(A block of data)

━━━━━━━━━━━━━━━━━━━━

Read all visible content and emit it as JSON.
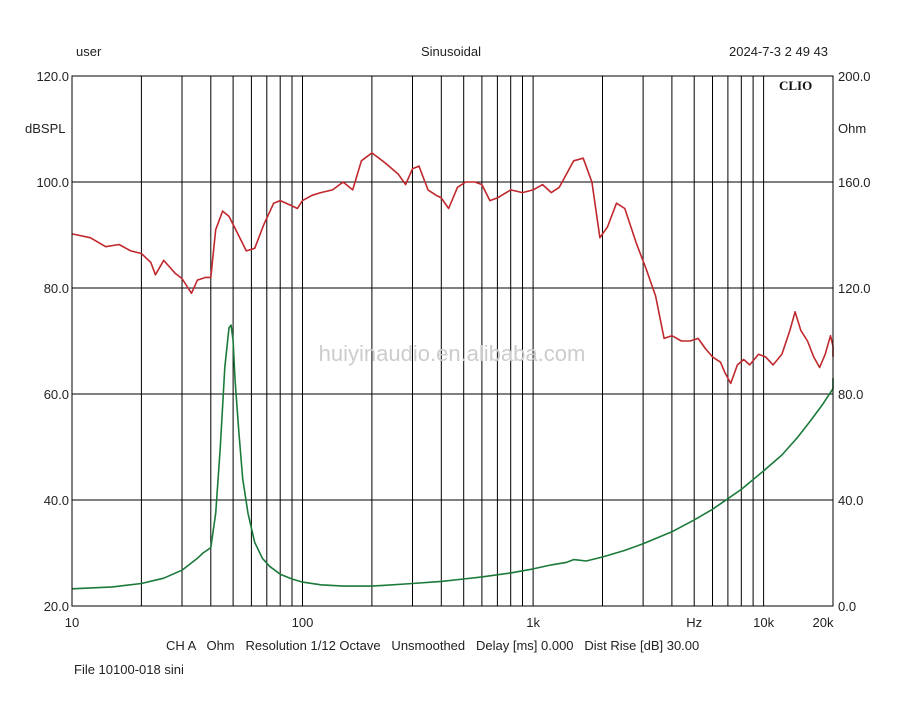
{
  "header": {
    "user": "user",
    "mode": "Sinusoidal",
    "datetime": "2024-7-3 2 49 43"
  },
  "brand": "CLIO",
  "watermark": "huiyinaudio.en.alibaba.com",
  "footer": {
    "line1": "CH A   Ohm   Resolution 1/12 Octave   Unsmoothed   Delay [ms] 0.000   Dist Rise [dB] 30.00",
    "file": "File  10100-018 sini"
  },
  "colors": {
    "spl": "#c0282d",
    "impedance": "#1b7a3a",
    "grid": "#000000"
  },
  "chart_data": {
    "type": "line",
    "x_scale": "log",
    "xlim": [
      10,
      20000
    ],
    "grid": true,
    "x_ticks": [
      {
        "value": 10,
        "label": "10"
      },
      {
        "value": 100,
        "label": "100"
      },
      {
        "value": 1000,
        "label": "1k"
      },
      {
        "value": 5000,
        "label": "Hz"
      },
      {
        "value": 10000,
        "label": "10k"
      },
      {
        "value": 20000,
        "label": "20k"
      }
    ],
    "y_left": {
      "unit_label": "dBSPL",
      "lim": [
        20,
        120
      ],
      "ticks": [
        {
          "value": 120,
          "label": "120.0"
        },
        {
          "value": 100,
          "label": "100.0"
        },
        {
          "value": 80,
          "label": "80.0"
        },
        {
          "value": 60,
          "label": "60.0"
        },
        {
          "value": 40,
          "label": "40.0"
        },
        {
          "value": 20,
          "label": "20.0"
        }
      ]
    },
    "y_right": {
      "unit_label": "Ohm",
      "lim": [
        0,
        200
      ],
      "ticks": [
        {
          "value": 200,
          "label": "200.0"
        },
        {
          "value": 160,
          "label": "160.0"
        },
        {
          "value": 120,
          "label": "120.0"
        },
        {
          "value": 80,
          "label": "80.0"
        },
        {
          "value": 40,
          "label": "40.0"
        },
        {
          "value": 0,
          "label": "0.0"
        }
      ]
    },
    "series": [
      {
        "axis": "left",
        "color": "#c0282d",
        "points": [
          [
            10,
            90.2
          ],
          [
            12,
            89.5
          ],
          [
            14,
            87.8
          ],
          [
            16,
            88.2
          ],
          [
            18,
            87.0
          ],
          [
            20,
            86.5
          ],
          [
            22,
            84.8
          ],
          [
            23,
            82.5
          ],
          [
            25,
            85.2
          ],
          [
            28,
            82.8
          ],
          [
            30,
            81.8
          ],
          [
            33,
            79.0
          ],
          [
            35,
            81.5
          ],
          [
            38,
            82.0
          ],
          [
            40,
            82.0
          ],
          [
            42,
            91.0
          ],
          [
            45,
            94.5
          ],
          [
            48,
            93.5
          ],
          [
            52,
            90.5
          ],
          [
            57,
            87.0
          ],
          [
            62,
            87.5
          ],
          [
            68,
            92.0
          ],
          [
            75,
            96.0
          ],
          [
            80,
            96.5
          ],
          [
            90,
            95.5
          ],
          [
            95,
            95.0
          ],
          [
            100,
            96.5
          ],
          [
            110,
            97.5
          ],
          [
            120,
            98.0
          ],
          [
            135,
            98.5
          ],
          [
            150,
            100.0
          ],
          [
            165,
            98.5
          ],
          [
            180,
            104.0
          ],
          [
            200,
            105.5
          ],
          [
            230,
            103.5
          ],
          [
            260,
            101.5
          ],
          [
            280,
            99.5
          ],
          [
            300,
            102.5
          ],
          [
            320,
            103.0
          ],
          [
            350,
            98.5
          ],
          [
            380,
            97.5
          ],
          [
            400,
            97.0
          ],
          [
            430,
            95.0
          ],
          [
            470,
            99.0
          ],
          [
            510,
            100.0
          ],
          [
            560,
            100.0
          ],
          [
            600,
            99.5
          ],
          [
            650,
            96.5
          ],
          [
            700,
            97.0
          ],
          [
            800,
            98.5
          ],
          [
            900,
            98.0
          ],
          [
            1000,
            98.5
          ],
          [
            1100,
            99.5
          ],
          [
            1200,
            98.0
          ],
          [
            1300,
            99.0
          ],
          [
            1500,
            104.0
          ],
          [
            1650,
            104.5
          ],
          [
            1800,
            100.0
          ],
          [
            1950,
            89.5
          ],
          [
            2100,
            91.5
          ],
          [
            2300,
            96.0
          ],
          [
            2500,
            95.0
          ],
          [
            2800,
            88.5
          ],
          [
            3100,
            83.5
          ],
          [
            3400,
            78.5
          ],
          [
            3700,
            70.5
          ],
          [
            4000,
            71.0
          ],
          [
            4400,
            70.0
          ],
          [
            4800,
            70.0
          ],
          [
            5200,
            70.5
          ],
          [
            5600,
            68.5
          ],
          [
            6000,
            67.0
          ],
          [
            6500,
            66.0
          ],
          [
            6800,
            64.0
          ],
          [
            7200,
            62.0
          ],
          [
            7700,
            65.5
          ],
          [
            8200,
            66.5
          ],
          [
            8700,
            65.5
          ],
          [
            9500,
            67.5
          ],
          [
            10200,
            67.0
          ],
          [
            11000,
            65.5
          ],
          [
            12000,
            67.5
          ],
          [
            13000,
            72.0
          ],
          [
            13700,
            75.5
          ],
          [
            14500,
            72.0
          ],
          [
            15500,
            70.0
          ],
          [
            16500,
            67.0
          ],
          [
            17500,
            65.0
          ],
          [
            18500,
            67.5
          ],
          [
            19500,
            71.0
          ],
          [
            20500,
            69.0
          ],
          [
            21500,
            67.0
          ]
        ]
      },
      {
        "axis": "right",
        "color": "#1b7a3a",
        "points": [
          [
            10,
            6.5
          ],
          [
            15,
            7.2
          ],
          [
            20,
            8.5
          ],
          [
            25,
            10.5
          ],
          [
            30,
            13.5
          ],
          [
            35,
            18.0
          ],
          [
            37,
            20.0
          ],
          [
            40,
            22.0
          ],
          [
            42,
            35.0
          ],
          [
            44,
            60.0
          ],
          [
            46,
            90.0
          ],
          [
            48,
            105.0
          ],
          [
            49,
            106.0
          ],
          [
            50,
            100.0
          ],
          [
            51,
            85.0
          ],
          [
            53,
            65.0
          ],
          [
            55,
            48.0
          ],
          [
            58,
            35.0
          ],
          [
            62,
            24.0
          ],
          [
            67,
            18.0
          ],
          [
            72,
            15.0
          ],
          [
            80,
            12.0
          ],
          [
            90,
            10.2
          ],
          [
            100,
            9.0
          ],
          [
            120,
            8.0
          ],
          [
            150,
            7.5
          ],
          [
            200,
            7.5
          ],
          [
            300,
            8.5
          ],
          [
            400,
            9.3
          ],
          [
            500,
            10.2
          ],
          [
            600,
            11.0
          ],
          [
            800,
            12.5
          ],
          [
            1000,
            14.0
          ],
          [
            1200,
            15.5
          ],
          [
            1400,
            16.5
          ],
          [
            1500,
            17.5
          ],
          [
            1700,
            17.0
          ],
          [
            2000,
            18.5
          ],
          [
            2500,
            21.0
          ],
          [
            3000,
            23.5
          ],
          [
            4000,
            28.0
          ],
          [
            5000,
            32.5
          ],
          [
            6000,
            36.5
          ],
          [
            7000,
            40.5
          ],
          [
            8000,
            44.0
          ],
          [
            10000,
            51.0
          ],
          [
            12000,
            57.0
          ],
          [
            14000,
            63.5
          ],
          [
            16000,
            70.0
          ],
          [
            18000,
            76.0
          ],
          [
            20000,
            82.0
          ],
          [
            21500,
            86.0
          ]
        ]
      }
    ]
  }
}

━━━━━━━━━━━━━━━━━━━━

What you are asked to do - Leave out every picture and copy the rest of the records exactly.

Solution to the problem -
Read all visible content and emit it as JSON.
{
  "header": {
    "user": "user",
    "mode": "Sinusoidal",
    "datetime": "2024-7-3 2 49 43"
  },
  "brand": "CLIO",
  "watermark": "huiyinaudio.en.alibaba.com",
  "footer": {
    "line1": "CH A   Ohm   Resolution 1/12 Octave   Unsmoothed   Delay [ms] 0.000   Dist Rise [dB] 30.00",
    "file": "File  10100-018 sini"
  },
  "colors": {
    "spl": "#c0282d",
    "impedance": "#1b7a3a",
    "grid": "#000000"
  },
  "chart_data": {
    "type": "line",
    "x_scale": "log",
    "xlim": [
      10,
      20000
    ],
    "grid": true,
    "x_ticks": [
      {
        "value": 10,
        "label": "10"
      },
      {
        "value": 100,
        "label": "100"
      },
      {
        "value": 1000,
        "label": "1k"
      },
      {
        "value": 5000,
        "label": "Hz"
      },
      {
        "value": 10000,
        "label": "10k"
      },
      {
        "value": 20000,
        "label": "20k"
      }
    ],
    "y_left": {
      "unit_label": "dBSPL",
      "lim": [
        20,
        120
      ],
      "ticks": [
        {
          "value": 120,
          "label": "120.0"
        },
        {
          "value": 100,
          "label": "100.0"
        },
        {
          "value": 80,
          "label": "80.0"
        },
        {
          "value": 60,
          "label": "60.0"
        },
        {
          "value": 40,
          "label": "40.0"
        },
        {
          "value": 20,
          "label": "20.0"
        }
      ]
    },
    "y_right": {
      "unit_label": "Ohm",
      "lim": [
        0,
        200
      ],
      "ticks": [
        {
          "value": 200,
          "label": "200.0"
        },
        {
          "value": 160,
          "label": "160.0"
        },
        {
          "value": 120,
          "label": "120.0"
        },
        {
          "value": 80,
          "label": "80.0"
        },
        {
          "value": 40,
          "label": "40.0"
        },
        {
          "value": 0,
          "label": "0.0"
        }
      ]
    },
    "series": [
      {
        "axis": "left",
        "color": "#c0282d",
        "points": [
          [
            10,
            90.2
          ],
          [
            12,
            89.5
          ],
          [
            14,
            87.8
          ],
          [
            16,
            88.2
          ],
          [
            18,
            87.0
          ],
          [
            20,
            86.5
          ],
          [
            22,
            84.8
          ],
          [
            23,
            82.5
          ],
          [
            25,
            85.2
          ],
          [
            28,
            82.8
          ],
          [
            30,
            81.8
          ],
          [
            33,
            79.0
          ],
          [
            35,
            81.5
          ],
          [
            38,
            82.0
          ],
          [
            40,
            82.0
          ],
          [
            42,
            91.0
          ],
          [
            45,
            94.5
          ],
          [
            48,
            93.5
          ],
          [
            52,
            90.5
          ],
          [
            57,
            87.0
          ],
          [
            62,
            87.5
          ],
          [
            68,
            92.0
          ],
          [
            75,
            96.0
          ],
          [
            80,
            96.5
          ],
          [
            90,
            95.5
          ],
          [
            95,
            95.0
          ],
          [
            100,
            96.5
          ],
          [
            110,
            97.5
          ],
          [
            120,
            98.0
          ],
          [
            135,
            98.5
          ],
          [
            150,
            100.0
          ],
          [
            165,
            98.5
          ],
          [
            180,
            104.0
          ],
          [
            200,
            105.5
          ],
          [
            230,
            103.5
          ],
          [
            260,
            101.5
          ],
          [
            280,
            99.5
          ],
          [
            300,
            102.5
          ],
          [
            320,
            103.0
          ],
          [
            350,
            98.5
          ],
          [
            380,
            97.5
          ],
          [
            400,
            97.0
          ],
          [
            430,
            95.0
          ],
          [
            470,
            99.0
          ],
          [
            510,
            100.0
          ],
          [
            560,
            100.0
          ],
          [
            600,
            99.5
          ],
          [
            650,
            96.5
          ],
          [
            700,
            97.0
          ],
          [
            800,
            98.5
          ],
          [
            900,
            98.0
          ],
          [
            1000,
            98.5
          ],
          [
            1100,
            99.5
          ],
          [
            1200,
            98.0
          ],
          [
            1300,
            99.0
          ],
          [
            1500,
            104.0
          ],
          [
            1650,
            104.5
          ],
          [
            1800,
            100.0
          ],
          [
            1950,
            89.5
          ],
          [
            2100,
            91.5
          ],
          [
            2300,
            96.0
          ],
          [
            2500,
            95.0
          ],
          [
            2800,
            88.5
          ],
          [
            3100,
            83.5
          ],
          [
            3400,
            78.5
          ],
          [
            3700,
            70.5
          ],
          [
            4000,
            71.0
          ],
          [
            4400,
            70.0
          ],
          [
            4800,
            70.0
          ],
          [
            5200,
            70.5
          ],
          [
            5600,
            68.5
          ],
          [
            6000,
            67.0
          ],
          [
            6500,
            66.0
          ],
          [
            6800,
            64.0
          ],
          [
            7200,
            62.0
          ],
          [
            7700,
            65.5
          ],
          [
            8200,
            66.5
          ],
          [
            8700,
            65.5
          ],
          [
            9500,
            67.5
          ],
          [
            10200,
            67.0
          ],
          [
            11000,
            65.5
          ],
          [
            12000,
            67.5
          ],
          [
            13000,
            72.0
          ],
          [
            13700,
            75.5
          ],
          [
            14500,
            72.0
          ],
          [
            15500,
            70.0
          ],
          [
            16500,
            67.0
          ],
          [
            17500,
            65.0
          ],
          [
            18500,
            67.5
          ],
          [
            19500,
            71.0
          ],
          [
            20500,
            69.0
          ],
          [
            21500,
            67.0
          ]
        ]
      },
      {
        "axis": "right",
        "color": "#1b7a3a",
        "points": [
          [
            10,
            6.5
          ],
          [
            15,
            7.2
          ],
          [
            20,
            8.5
          ],
          [
            25,
            10.5
          ],
          [
            30,
            13.5
          ],
          [
            35,
            18.0
          ],
          [
            37,
            20.0
          ],
          [
            40,
            22.0
          ],
          [
            42,
            35.0
          ],
          [
            44,
            60.0
          ],
          [
            46,
            90.0
          ],
          [
            48,
            105.0
          ],
          [
            49,
            106.0
          ],
          [
            50,
            100.0
          ],
          [
            51,
            85.0
          ],
          [
            53,
            65.0
          ],
          [
            55,
            48.0
          ],
          [
            58,
            35.0
          ],
          [
            62,
            24.0
          ],
          [
            67,
            18.0
          ],
          [
            72,
            15.0
          ],
          [
            80,
            12.0
          ],
          [
            90,
            10.2
          ],
          [
            100,
            9.0
          ],
          [
            120,
            8.0
          ],
          [
            150,
            7.5
          ],
          [
            200,
            7.5
          ],
          [
            300,
            8.5
          ],
          [
            400,
            9.3
          ],
          [
            500,
            10.2
          ],
          [
            600,
            11.0
          ],
          [
            800,
            12.5
          ],
          [
            1000,
            14.0
          ],
          [
            1200,
            15.5
          ],
          [
            1400,
            16.5
          ],
          [
            1500,
            17.5
          ],
          [
            1700,
            17.0
          ],
          [
            2000,
            18.5
          ],
          [
            2500,
            21.0
          ],
          [
            3000,
            23.5
          ],
          [
            4000,
            28.0
          ],
          [
            5000,
            32.5
          ],
          [
            6000,
            36.5
          ],
          [
            7000,
            40.5
          ],
          [
            8000,
            44.0
          ],
          [
            10000,
            51.0
          ],
          [
            12000,
            57.0
          ],
          [
            14000,
            63.5
          ],
          [
            16000,
            70.0
          ],
          [
            18000,
            76.0
          ],
          [
            20000,
            82.0
          ],
          [
            21500,
            86.0
          ]
        ]
      }
    ]
  }
}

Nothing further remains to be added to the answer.